-- Start Entries shown --

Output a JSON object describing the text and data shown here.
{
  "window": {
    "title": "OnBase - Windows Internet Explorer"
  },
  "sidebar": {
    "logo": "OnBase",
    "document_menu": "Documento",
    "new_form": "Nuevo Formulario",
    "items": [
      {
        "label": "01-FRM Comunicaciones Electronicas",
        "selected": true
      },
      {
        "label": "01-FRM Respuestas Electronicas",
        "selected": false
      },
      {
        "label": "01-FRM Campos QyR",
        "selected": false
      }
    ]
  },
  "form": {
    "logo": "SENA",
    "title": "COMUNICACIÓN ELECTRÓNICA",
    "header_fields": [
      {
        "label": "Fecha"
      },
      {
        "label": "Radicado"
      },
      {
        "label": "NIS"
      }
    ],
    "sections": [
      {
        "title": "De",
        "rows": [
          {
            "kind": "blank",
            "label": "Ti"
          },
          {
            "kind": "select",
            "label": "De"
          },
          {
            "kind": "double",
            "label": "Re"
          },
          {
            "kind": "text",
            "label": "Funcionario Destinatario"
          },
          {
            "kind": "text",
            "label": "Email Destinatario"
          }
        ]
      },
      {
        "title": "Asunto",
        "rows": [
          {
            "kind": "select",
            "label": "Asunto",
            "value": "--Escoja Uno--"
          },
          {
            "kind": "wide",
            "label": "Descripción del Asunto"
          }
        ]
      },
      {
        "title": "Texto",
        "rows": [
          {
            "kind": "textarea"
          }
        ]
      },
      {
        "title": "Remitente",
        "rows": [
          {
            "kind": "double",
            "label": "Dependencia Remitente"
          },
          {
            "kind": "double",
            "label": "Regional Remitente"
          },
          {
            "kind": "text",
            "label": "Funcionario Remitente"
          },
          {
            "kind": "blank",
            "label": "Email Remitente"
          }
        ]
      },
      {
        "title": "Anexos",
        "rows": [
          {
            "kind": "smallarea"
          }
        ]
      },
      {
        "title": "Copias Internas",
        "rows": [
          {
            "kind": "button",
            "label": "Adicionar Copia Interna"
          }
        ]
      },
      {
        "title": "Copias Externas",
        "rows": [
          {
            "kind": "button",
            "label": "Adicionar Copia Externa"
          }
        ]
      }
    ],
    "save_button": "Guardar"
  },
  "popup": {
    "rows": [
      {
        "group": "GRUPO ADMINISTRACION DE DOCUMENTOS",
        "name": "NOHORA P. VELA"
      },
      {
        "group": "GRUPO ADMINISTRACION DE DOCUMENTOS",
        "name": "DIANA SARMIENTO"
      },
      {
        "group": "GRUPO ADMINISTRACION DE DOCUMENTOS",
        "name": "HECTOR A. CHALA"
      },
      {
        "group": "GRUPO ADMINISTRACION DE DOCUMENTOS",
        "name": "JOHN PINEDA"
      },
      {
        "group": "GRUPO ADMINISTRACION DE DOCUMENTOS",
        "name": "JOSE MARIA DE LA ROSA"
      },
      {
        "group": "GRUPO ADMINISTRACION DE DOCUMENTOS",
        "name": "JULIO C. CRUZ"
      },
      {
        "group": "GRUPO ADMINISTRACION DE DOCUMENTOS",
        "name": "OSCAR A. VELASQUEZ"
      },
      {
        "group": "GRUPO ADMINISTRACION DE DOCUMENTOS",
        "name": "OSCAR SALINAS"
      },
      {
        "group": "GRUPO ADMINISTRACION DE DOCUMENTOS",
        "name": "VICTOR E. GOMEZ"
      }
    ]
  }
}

-- End Entries shown --

→ **Task**:
Each line of the listing should be copied exactly.

→ **Exercise response**:
Output a JSON object describing the text and data shown here.
{
  "window": {
    "title": "OnBase - Windows Internet Explorer"
  },
  "sidebar": {
    "logo": "OnBase",
    "document_menu": "Documento",
    "new_form": "Nuevo Formulario",
    "items": [
      {
        "label": "01-FRM Comunicaciones Electronicas",
        "selected": true
      },
      {
        "label": "01-FRM Respuestas Electronicas",
        "selected": false
      },
      {
        "label": "01-FRM Campos QyR",
        "selected": false
      }
    ]
  },
  "form": {
    "logo": "SENA",
    "title": "COMUNICACIÓN ELECTRÓNICA",
    "header_fields": [
      {
        "label": "Fecha"
      },
      {
        "label": "Radicado"
      },
      {
        "label": "NIS"
      }
    ],
    "sections": [
      {
        "title": "De",
        "rows": [
          {
            "kind": "blank",
            "label": "Ti"
          },
          {
            "kind": "select",
            "label": "De"
          },
          {
            "kind": "double",
            "label": "Re"
          },
          {
            "kind": "text",
            "label": "Funcionario Destinatario"
          },
          {
            "kind": "text",
            "label": "Email Destinatario"
          }
        ]
      },
      {
        "title": "Asunto",
        "rows": [
          {
            "kind": "select",
            "label": "Asunto",
            "value": "--Escoja Uno--"
          },
          {
            "kind": "wide",
            "label": "Descripción del Asunto"
          }
        ]
      },
      {
        "title": "Texto",
        "rows": [
          {
            "kind": "textarea"
          }
        ]
      },
      {
        "title": "Remitente",
        "rows": [
          {
            "kind": "double",
            "label": "Dependencia Remitente"
          },
          {
            "kind": "double",
            "label": "Regional Remitente"
          },
          {
            "kind": "text",
            "label": "Funcionario Remitente"
          },
          {
            "kind": "blank",
            "label": "Email Remitente"
          }
        ]
      },
      {
        "title": "Anexos",
        "rows": [
          {
            "kind": "smallarea"
          }
        ]
      },
      {
        "title": "Copias Internas",
        "rows": [
          {
            "kind": "button",
            "label": "Adicionar Copia Interna"
          }
        ]
      },
      {
        "title": "Copias Externas",
        "rows": [
          {
            "kind": "button",
            "label": "Adicionar Copia Externa"
          }
        ]
      }
    ],
    "save_button": "Guardar"
  },
  "popup": {
    "rows": [
      {
        "group": "GRUPO ADMINISTRACION DE DOCUMENTOS",
        "name": "NOHORA P. VELA"
      },
      {
        "group": "GRUPO ADMINISTRACION DE DOCUMENTOS",
        "name": "DIANA SARMIENTO"
      },
      {
        "group": "GRUPO ADMINISTRACION DE DOCUMENTOS",
        "name": "HECTOR A. CHALA"
      },
      {
        "group": "GRUPO ADMINISTRACION DE DOCUMENTOS",
        "name": "JOHN PINEDA"
      },
      {
        "group": "GRUPO ADMINISTRACION DE DOCUMENTOS",
        "name": "JOSE MARIA DE LA ROSA"
      },
      {
        "group": "GRUPO ADMINISTRACION DE DOCUMENTOS",
        "name": "JULIO C. CRUZ"
      },
      {
        "group": "GRUPO ADMINISTRACION DE DOCUMENTOS",
        "name": "OSCAR A. VELASQUEZ"
      },
      {
        "group": "GRUPO ADMINISTRACION DE DOCUMENTOS",
        "name": "OSCAR SALINAS"
      },
      {
        "group": "GRUPO ADMINISTRACION DE DOCUMENTOS",
        "name": "VICTOR E. GOMEZ"
      }
    ]
  }
}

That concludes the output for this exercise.